## [WHAT YOU SHOULD DO]
Update everything from the line containing "cat-avatar-icon <box>19 15 71 67</box>" down to the line containing "laugh-cry-emoji <box>354 434 377 456</box>" by putting "post-metadata" in place of "post-meta", and output only those lines with nothing else changed.

(Dataset items)
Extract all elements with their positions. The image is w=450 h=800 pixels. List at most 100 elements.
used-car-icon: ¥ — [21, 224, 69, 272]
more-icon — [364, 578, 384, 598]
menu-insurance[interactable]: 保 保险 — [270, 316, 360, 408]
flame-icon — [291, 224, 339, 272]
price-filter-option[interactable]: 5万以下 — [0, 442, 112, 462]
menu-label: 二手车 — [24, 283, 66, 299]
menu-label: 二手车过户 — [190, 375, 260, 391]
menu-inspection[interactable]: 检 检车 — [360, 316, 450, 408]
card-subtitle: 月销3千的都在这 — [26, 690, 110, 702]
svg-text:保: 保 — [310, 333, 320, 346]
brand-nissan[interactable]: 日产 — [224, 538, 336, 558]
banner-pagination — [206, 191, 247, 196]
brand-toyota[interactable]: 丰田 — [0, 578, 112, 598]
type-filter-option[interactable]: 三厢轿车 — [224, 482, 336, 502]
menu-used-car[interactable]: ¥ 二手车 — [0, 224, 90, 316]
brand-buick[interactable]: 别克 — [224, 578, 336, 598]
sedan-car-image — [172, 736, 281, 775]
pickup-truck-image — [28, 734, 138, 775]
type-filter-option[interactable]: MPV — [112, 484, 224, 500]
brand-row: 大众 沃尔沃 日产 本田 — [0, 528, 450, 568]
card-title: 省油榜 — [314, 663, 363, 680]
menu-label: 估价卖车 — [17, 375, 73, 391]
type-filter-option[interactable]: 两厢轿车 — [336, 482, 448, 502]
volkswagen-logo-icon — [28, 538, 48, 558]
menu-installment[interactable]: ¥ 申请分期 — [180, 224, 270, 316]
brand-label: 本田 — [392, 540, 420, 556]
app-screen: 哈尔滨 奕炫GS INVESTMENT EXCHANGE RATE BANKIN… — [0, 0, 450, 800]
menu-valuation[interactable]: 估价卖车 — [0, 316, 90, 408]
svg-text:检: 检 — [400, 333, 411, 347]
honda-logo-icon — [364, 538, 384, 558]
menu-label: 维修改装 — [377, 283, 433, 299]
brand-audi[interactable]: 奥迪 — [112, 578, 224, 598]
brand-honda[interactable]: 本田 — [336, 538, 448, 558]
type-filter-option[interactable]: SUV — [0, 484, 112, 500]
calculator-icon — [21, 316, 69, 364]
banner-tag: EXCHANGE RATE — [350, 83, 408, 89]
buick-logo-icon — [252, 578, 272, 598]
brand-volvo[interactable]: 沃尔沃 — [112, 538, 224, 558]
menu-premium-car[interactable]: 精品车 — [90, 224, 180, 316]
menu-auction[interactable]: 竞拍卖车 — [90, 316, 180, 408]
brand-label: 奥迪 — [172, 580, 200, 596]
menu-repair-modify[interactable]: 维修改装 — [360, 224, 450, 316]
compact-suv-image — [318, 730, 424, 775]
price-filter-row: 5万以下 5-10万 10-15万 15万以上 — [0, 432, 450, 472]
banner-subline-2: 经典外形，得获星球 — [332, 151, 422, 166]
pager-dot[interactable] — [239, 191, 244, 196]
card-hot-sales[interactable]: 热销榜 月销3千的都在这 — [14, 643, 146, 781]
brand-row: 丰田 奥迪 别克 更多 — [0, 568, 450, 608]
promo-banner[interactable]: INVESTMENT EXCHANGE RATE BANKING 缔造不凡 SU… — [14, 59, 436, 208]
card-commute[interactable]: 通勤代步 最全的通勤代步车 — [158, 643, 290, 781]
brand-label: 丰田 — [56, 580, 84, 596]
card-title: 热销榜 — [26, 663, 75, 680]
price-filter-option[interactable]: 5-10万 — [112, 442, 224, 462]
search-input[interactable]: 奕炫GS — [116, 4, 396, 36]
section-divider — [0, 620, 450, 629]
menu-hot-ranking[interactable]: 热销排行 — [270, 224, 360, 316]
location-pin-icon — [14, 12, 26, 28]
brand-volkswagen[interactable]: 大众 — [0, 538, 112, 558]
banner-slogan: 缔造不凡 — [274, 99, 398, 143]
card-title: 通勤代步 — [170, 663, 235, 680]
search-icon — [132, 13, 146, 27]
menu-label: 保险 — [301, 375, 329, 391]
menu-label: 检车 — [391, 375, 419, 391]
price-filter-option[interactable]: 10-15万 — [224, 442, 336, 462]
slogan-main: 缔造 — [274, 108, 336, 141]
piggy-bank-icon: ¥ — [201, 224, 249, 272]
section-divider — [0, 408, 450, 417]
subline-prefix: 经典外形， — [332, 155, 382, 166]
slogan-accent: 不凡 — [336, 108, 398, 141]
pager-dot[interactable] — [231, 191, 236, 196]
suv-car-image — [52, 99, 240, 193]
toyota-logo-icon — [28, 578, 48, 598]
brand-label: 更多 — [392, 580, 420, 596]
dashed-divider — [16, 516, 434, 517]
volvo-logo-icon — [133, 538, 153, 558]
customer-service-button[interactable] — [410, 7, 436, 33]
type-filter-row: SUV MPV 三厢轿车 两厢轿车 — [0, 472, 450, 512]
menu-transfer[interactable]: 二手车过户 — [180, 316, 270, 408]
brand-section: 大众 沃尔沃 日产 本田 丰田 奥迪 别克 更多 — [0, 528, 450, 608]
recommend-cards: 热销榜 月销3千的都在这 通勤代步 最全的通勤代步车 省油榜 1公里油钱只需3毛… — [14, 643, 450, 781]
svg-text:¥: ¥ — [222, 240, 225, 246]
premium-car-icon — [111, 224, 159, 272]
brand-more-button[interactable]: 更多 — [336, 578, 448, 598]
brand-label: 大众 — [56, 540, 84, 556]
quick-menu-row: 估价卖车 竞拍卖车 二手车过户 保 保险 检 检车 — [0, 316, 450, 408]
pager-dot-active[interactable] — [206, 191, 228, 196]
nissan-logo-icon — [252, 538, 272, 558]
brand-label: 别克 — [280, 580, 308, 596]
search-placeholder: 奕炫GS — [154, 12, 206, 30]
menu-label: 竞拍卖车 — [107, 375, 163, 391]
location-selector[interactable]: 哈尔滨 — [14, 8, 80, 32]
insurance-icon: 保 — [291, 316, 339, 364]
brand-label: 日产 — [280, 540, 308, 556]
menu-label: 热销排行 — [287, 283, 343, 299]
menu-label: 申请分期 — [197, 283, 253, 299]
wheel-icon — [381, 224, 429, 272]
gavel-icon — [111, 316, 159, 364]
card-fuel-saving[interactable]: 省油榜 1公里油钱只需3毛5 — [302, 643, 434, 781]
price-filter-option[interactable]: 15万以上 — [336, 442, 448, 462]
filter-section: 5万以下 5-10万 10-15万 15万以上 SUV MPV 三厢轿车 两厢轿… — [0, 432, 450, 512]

---

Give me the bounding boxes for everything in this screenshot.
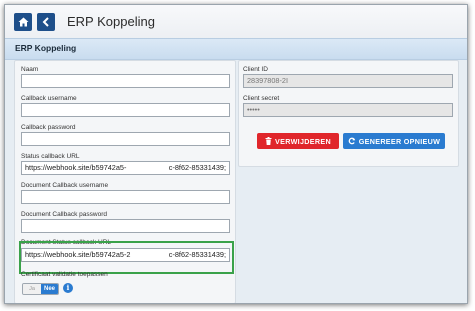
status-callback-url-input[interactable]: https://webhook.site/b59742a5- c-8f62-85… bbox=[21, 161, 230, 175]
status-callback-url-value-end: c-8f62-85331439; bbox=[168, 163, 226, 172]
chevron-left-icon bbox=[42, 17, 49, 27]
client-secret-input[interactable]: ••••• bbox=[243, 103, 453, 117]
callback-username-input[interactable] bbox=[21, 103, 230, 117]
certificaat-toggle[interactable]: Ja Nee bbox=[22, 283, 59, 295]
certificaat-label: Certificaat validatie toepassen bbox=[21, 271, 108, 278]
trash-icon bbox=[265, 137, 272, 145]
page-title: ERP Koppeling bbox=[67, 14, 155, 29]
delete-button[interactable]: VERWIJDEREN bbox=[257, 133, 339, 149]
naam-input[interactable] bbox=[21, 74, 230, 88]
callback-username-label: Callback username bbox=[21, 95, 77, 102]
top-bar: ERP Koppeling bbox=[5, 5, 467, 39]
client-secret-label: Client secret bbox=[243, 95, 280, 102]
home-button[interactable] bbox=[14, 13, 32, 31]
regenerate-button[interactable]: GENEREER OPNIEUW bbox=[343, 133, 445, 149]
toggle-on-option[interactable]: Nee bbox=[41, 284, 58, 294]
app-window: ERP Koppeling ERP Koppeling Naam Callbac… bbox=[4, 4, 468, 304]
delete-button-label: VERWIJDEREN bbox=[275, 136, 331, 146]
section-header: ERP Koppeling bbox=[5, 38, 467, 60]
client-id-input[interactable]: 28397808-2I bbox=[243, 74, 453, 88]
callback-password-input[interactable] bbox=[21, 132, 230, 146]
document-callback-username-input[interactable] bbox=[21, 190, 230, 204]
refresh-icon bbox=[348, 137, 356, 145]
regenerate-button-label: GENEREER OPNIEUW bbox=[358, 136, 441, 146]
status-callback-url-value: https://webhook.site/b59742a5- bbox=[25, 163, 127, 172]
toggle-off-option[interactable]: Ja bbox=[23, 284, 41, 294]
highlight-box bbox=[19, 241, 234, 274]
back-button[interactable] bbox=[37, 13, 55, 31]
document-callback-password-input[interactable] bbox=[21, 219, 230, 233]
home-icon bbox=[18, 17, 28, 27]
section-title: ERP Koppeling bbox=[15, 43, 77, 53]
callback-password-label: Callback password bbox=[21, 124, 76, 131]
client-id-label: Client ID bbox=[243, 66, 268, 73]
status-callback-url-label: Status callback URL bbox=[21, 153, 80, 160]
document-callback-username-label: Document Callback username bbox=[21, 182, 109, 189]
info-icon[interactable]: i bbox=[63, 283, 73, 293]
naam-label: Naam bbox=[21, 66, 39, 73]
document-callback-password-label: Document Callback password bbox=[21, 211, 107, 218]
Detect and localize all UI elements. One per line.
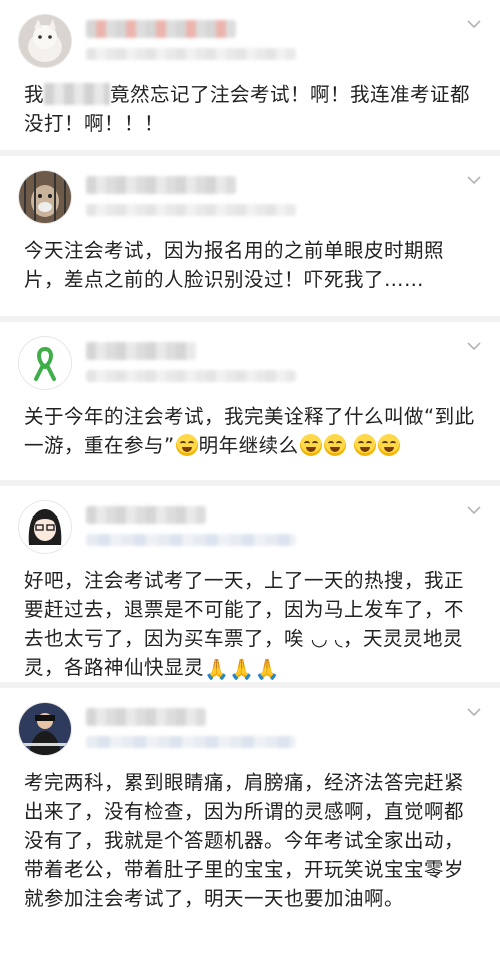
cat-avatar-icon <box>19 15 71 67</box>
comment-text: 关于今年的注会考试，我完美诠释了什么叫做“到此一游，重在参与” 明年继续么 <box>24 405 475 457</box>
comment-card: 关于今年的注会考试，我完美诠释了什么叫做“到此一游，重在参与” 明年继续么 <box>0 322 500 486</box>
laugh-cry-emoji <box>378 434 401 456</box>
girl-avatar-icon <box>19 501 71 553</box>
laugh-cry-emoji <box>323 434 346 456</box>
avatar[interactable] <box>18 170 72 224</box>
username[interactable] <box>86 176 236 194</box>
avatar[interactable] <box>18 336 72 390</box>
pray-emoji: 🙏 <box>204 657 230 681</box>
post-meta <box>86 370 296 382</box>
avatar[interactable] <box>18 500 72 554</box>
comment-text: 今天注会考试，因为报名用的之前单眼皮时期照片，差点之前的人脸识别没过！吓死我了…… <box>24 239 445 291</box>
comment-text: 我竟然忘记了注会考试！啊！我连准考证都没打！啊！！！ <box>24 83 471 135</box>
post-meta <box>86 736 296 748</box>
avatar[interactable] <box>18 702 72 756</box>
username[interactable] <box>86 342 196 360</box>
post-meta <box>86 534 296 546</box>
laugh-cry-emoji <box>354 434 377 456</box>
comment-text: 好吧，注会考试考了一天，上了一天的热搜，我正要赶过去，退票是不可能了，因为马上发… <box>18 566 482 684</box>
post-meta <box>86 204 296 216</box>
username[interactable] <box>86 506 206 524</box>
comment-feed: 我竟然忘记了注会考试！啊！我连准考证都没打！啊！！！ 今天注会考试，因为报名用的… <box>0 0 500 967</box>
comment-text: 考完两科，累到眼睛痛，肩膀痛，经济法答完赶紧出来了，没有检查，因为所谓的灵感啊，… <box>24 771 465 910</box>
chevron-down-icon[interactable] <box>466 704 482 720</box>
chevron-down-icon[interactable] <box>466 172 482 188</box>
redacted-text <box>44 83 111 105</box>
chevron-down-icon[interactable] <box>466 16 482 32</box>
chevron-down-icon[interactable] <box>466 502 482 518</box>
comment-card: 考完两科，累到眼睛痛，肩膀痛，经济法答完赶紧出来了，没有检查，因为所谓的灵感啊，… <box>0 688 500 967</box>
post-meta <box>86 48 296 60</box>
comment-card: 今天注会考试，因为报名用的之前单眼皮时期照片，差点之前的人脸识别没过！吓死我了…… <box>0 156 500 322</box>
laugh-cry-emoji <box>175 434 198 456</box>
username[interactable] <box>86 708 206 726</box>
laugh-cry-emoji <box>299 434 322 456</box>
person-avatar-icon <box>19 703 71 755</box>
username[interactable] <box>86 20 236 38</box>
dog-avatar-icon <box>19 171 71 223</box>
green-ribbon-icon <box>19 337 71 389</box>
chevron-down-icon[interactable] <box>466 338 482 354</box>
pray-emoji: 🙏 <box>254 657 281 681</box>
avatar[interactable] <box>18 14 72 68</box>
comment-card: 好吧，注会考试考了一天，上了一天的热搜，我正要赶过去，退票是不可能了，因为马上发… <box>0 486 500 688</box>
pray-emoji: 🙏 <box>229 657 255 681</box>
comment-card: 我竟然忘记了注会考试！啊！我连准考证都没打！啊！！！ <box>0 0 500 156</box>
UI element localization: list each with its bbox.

## [REPLY]
cat-avatar-icon <box>19 15 71 67</box>
comment-text: 关于今年的注会考试，我完美诠释了什么叫做“到此一游，重在参与” 明年继续么 <box>24 405 475 457</box>
comment-card: 关于今年的注会考试，我完美诠释了什么叫做“到此一游，重在参与” 明年继续么 <box>0 322 500 486</box>
laugh-cry-emoji <box>378 434 401 456</box>
girl-avatar-icon <box>19 501 71 553</box>
laugh-cry-emoji <box>323 434 346 456</box>
avatar[interactable] <box>18 170 72 224</box>
username[interactable] <box>86 176 236 194</box>
avatar[interactable] <box>18 336 72 390</box>
pray-emoji: 🙏 <box>204 657 230 681</box>
post-metadata <box>86 370 296 382</box>
avatar[interactable] <box>18 500 72 554</box>
comment-text: 今天注会考试，因为报名用的之前单眼皮时期照片，差点之前的人脸识别没过！吓死我了…… <box>24 239 445 291</box>
comment-text: 我竟然忘记了注会考试！啊！我连准考证都没打！啊！！！ <box>24 83 471 135</box>
post-metadata <box>86 736 296 748</box>
avatar[interactable] <box>18 702 72 756</box>
username[interactable] <box>86 342 196 360</box>
post-metadata <box>86 534 296 546</box>
laugh-cry-emoji <box>354 434 377 456</box>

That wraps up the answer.